Task to complete → Copy the entries below without any alteration, beginning at the very first line and continuing through the line containing "361, 32, 375]", with both of those lines included.

--- START OF Supplied entries ---

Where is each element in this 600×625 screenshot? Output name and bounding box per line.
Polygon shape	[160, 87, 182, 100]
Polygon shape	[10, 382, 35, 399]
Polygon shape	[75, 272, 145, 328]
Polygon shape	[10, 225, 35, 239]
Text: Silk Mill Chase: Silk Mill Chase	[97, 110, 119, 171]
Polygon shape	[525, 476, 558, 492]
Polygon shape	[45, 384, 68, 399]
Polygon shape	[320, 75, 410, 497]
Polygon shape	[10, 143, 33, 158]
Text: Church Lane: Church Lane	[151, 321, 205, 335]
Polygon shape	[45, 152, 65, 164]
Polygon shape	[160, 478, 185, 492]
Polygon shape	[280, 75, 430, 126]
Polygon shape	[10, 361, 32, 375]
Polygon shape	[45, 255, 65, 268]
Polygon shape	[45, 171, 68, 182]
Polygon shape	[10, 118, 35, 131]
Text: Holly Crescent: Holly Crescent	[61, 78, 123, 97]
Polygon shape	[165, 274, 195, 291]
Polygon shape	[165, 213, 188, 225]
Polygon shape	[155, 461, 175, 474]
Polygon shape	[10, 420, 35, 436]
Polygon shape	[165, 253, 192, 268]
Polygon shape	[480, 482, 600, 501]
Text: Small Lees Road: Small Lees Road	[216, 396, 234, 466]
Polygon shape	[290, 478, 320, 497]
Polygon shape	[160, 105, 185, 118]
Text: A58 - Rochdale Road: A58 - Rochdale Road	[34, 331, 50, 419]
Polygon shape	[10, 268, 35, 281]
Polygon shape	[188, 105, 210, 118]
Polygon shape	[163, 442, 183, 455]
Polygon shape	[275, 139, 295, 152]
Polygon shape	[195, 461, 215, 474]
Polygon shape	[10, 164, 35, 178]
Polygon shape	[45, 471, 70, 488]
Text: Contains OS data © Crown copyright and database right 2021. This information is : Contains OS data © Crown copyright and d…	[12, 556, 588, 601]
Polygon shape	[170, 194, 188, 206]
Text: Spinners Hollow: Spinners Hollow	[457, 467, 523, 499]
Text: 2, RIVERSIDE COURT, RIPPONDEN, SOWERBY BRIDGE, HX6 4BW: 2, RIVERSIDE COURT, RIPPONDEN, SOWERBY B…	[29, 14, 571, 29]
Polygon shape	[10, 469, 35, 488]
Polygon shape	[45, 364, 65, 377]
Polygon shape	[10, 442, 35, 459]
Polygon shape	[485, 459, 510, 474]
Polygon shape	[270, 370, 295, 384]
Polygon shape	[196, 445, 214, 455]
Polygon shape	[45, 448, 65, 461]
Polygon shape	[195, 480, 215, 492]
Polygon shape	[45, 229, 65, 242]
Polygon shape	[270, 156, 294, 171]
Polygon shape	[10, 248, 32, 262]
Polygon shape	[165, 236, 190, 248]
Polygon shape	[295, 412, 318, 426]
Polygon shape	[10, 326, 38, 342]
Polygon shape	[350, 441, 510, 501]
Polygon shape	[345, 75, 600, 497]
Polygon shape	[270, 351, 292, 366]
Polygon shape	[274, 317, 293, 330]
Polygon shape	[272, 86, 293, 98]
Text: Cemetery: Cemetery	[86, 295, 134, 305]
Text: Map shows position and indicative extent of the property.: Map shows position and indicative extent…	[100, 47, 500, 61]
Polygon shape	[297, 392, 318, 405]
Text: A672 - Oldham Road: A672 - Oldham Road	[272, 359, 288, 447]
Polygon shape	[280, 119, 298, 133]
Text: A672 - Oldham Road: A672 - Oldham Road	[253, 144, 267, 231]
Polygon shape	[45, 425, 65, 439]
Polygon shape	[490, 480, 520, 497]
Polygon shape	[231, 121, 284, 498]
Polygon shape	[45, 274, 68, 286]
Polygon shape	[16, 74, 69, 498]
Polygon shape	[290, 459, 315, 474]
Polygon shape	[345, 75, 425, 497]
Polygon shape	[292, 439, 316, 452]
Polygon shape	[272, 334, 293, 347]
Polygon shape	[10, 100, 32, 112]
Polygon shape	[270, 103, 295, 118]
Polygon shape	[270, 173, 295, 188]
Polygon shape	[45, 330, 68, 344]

--- END OF Supplied entries ---

Full solution →
Where is each element in this 600×625 screenshot? Output name and bounding box per line.
Polygon shape	[160, 87, 182, 100]
Polygon shape	[10, 382, 35, 399]
Polygon shape	[75, 272, 145, 328]
Polygon shape	[10, 225, 35, 239]
Text: Silk Mill Chase: Silk Mill Chase	[97, 110, 119, 171]
Polygon shape	[525, 476, 558, 492]
Polygon shape	[45, 384, 68, 399]
Polygon shape	[320, 75, 410, 497]
Polygon shape	[10, 143, 33, 158]
Text: Church Lane: Church Lane	[151, 321, 205, 335]
Polygon shape	[45, 152, 65, 164]
Polygon shape	[160, 478, 185, 492]
Polygon shape	[280, 75, 430, 126]
Polygon shape	[10, 361, 32, 375]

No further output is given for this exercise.